▶ _Available data_:
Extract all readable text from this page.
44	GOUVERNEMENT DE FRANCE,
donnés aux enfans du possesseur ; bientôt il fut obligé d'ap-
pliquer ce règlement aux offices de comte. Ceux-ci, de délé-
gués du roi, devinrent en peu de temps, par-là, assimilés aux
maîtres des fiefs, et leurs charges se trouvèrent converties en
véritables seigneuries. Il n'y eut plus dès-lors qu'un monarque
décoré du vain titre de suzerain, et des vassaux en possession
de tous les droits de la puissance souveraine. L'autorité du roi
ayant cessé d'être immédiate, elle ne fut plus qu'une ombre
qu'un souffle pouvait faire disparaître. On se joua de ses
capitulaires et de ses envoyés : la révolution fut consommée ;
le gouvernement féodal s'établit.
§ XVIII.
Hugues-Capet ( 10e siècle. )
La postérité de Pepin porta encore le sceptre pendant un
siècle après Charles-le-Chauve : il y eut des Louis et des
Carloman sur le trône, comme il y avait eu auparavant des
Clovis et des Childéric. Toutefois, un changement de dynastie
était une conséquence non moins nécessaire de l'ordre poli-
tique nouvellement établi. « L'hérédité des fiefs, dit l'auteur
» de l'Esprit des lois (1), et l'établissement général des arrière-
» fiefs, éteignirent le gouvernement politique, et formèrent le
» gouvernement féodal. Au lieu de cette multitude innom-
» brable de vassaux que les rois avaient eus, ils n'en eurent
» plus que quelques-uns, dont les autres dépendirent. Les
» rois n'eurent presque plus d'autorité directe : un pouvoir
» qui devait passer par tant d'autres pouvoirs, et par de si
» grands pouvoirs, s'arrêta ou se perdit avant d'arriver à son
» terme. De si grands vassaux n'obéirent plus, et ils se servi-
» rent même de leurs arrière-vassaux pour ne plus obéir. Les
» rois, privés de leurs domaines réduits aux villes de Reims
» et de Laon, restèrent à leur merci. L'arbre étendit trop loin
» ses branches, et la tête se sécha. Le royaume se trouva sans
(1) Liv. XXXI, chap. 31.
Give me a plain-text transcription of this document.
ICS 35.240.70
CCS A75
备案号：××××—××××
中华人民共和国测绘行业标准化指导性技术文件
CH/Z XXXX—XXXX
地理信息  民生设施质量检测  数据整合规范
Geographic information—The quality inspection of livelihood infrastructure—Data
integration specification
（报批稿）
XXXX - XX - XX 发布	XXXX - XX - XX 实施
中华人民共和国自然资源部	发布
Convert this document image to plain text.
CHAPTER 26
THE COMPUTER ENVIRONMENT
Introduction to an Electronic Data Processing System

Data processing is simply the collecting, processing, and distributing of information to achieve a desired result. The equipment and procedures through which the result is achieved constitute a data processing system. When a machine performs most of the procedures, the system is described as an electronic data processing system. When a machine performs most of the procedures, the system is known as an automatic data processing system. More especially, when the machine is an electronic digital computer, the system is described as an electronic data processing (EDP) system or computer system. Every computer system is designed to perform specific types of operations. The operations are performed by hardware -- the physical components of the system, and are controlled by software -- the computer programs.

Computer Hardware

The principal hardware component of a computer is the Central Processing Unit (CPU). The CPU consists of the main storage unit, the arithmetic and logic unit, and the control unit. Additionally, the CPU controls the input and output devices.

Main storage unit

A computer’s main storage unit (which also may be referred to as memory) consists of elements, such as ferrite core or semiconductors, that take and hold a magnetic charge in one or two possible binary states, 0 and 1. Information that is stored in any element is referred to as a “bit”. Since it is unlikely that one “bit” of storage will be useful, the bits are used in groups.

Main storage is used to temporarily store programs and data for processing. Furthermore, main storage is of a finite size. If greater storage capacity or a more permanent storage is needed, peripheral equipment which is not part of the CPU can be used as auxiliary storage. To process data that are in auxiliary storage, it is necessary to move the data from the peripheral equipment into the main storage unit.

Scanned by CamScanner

▶ _What this task involves_: Using the material above, copy every line in which the string "equipment" occurs.

▶ _Exercise response_:
Data processing is simply the collecting, processing, and distributing of information to achieve a desired result. The equipment and procedures through which the result is achieved constitute a data processing system. When a machine performs most of the procedures, the system is described as an electronic data processing system. When a machine performs most of the procedures, the system is known as an automatic data processing system. More especially, when the machine is an electronic digital computer, the system is described as an electronic data processing (EDP) system or computer system. Every computer system is designed to perform specific types of operations. The operations are performed by hardware -- the physical components of the system, and are controlled by software -- the computer programs.
Main storage is used to temporarily store programs and data for processing. Furthermore, main storage is of a finite size. If greater storage capacity or a more permanent storage is needed, peripheral equipment which is not part of the CPU can be used as auxiliary storage. To process data that are in auxiliary storage, it is necessary to move the data from the peripheral equipment into the main storage unit.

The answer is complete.